> **PROVIDED DATA**
## Start
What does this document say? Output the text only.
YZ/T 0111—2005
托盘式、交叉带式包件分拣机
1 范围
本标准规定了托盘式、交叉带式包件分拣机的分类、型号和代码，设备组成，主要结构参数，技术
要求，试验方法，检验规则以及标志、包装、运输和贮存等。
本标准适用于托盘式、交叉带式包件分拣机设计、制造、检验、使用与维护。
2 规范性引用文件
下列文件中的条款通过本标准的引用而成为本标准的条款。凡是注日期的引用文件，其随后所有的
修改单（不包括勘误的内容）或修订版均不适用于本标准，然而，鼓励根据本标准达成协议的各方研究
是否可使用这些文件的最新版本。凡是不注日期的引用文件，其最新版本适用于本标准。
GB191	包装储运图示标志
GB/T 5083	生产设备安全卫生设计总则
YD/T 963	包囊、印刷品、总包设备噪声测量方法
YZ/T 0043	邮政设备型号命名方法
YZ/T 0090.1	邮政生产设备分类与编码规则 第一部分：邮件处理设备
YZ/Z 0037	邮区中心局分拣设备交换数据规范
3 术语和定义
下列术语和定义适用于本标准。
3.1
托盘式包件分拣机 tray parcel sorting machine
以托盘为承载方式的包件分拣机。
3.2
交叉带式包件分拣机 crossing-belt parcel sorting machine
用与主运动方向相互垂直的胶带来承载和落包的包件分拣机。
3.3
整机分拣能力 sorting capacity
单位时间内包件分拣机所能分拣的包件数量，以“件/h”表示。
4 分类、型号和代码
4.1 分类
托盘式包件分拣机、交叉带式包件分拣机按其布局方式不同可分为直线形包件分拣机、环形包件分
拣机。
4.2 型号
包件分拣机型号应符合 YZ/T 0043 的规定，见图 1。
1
## End
## Start
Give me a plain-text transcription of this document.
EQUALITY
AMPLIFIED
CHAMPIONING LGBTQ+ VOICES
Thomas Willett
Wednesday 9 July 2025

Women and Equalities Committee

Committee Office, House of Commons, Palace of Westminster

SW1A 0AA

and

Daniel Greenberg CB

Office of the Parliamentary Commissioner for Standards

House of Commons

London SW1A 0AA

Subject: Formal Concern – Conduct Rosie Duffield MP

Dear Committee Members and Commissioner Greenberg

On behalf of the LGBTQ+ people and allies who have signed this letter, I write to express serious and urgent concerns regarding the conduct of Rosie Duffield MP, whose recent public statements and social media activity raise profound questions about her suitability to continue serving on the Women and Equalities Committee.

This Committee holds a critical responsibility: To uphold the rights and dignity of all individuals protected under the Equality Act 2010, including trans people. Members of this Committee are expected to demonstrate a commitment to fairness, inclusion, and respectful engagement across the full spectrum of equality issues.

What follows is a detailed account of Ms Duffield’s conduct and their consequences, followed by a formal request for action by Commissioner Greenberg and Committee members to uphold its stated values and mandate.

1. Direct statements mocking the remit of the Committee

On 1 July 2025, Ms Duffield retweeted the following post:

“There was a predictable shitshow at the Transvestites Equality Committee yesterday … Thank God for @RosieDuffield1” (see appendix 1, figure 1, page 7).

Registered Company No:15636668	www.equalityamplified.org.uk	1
## End
> **PROBLEM DETAILS**
Extract all lines from the material above that include the word "House".

> **EXPECTED ANSWER**
Committee Office, House of Commons, Palace of Westminster
House of Commons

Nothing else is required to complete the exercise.